## [Short problem]
Find every line in the records that holds the string "北京电影学院". Copy each one.

## [Extracted data]

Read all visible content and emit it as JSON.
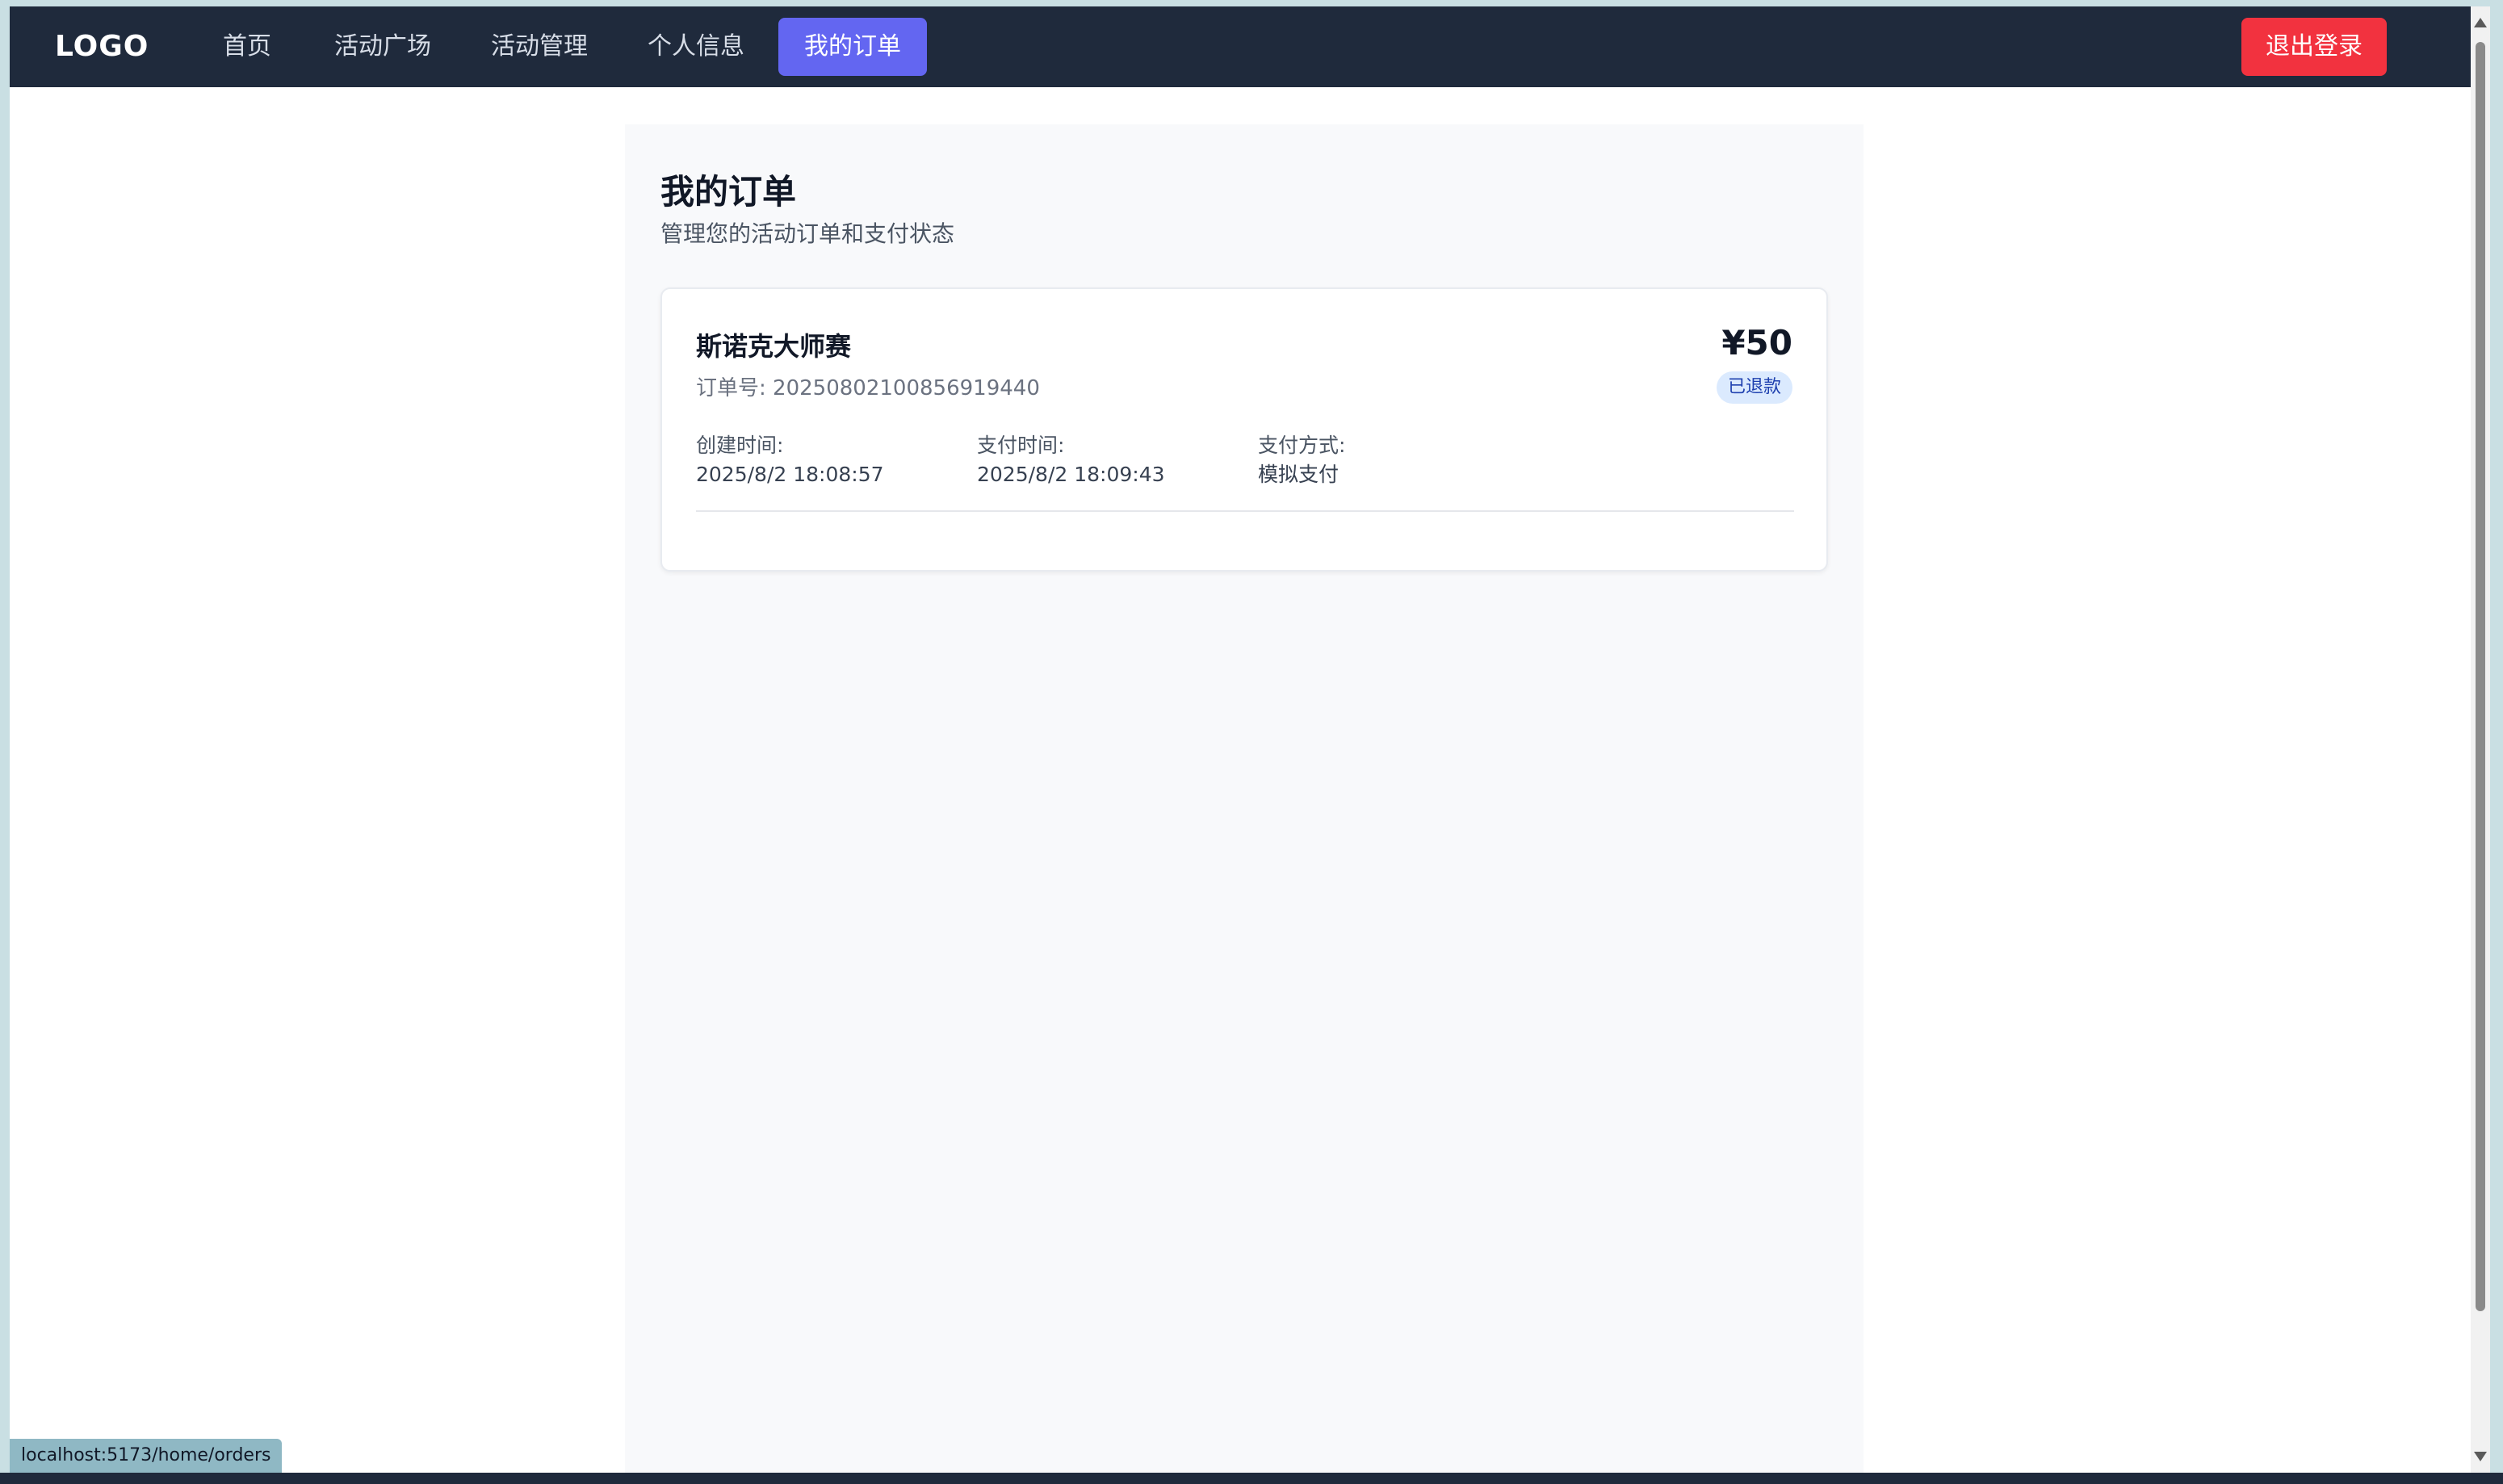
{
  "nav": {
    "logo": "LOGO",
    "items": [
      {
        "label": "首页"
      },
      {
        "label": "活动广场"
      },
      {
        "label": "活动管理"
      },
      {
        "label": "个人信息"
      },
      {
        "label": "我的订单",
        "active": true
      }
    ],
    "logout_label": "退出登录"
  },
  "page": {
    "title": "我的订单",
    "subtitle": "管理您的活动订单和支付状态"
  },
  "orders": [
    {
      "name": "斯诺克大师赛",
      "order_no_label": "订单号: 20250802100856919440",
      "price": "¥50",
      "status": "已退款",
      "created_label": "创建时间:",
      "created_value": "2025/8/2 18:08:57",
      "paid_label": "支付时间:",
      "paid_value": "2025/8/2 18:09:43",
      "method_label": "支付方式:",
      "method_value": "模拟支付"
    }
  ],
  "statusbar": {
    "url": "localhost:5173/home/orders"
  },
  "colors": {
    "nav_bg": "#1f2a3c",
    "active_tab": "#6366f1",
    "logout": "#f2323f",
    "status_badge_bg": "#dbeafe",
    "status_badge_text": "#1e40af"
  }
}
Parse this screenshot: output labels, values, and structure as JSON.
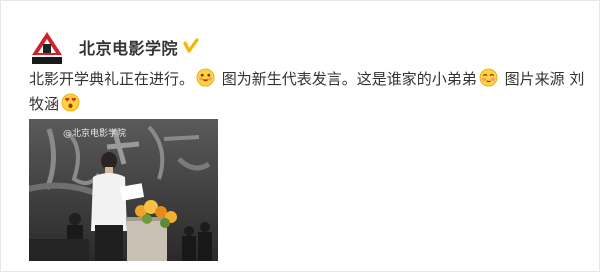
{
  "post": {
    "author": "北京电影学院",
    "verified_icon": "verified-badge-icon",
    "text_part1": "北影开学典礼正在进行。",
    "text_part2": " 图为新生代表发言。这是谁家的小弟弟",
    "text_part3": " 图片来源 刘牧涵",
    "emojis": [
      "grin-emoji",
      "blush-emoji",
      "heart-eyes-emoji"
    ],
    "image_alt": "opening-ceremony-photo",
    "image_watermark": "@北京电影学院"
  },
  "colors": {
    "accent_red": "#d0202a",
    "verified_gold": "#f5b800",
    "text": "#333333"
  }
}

## [Expected output]
    "author": "北京电影学院",
    "image_watermark": "@北京电影学院"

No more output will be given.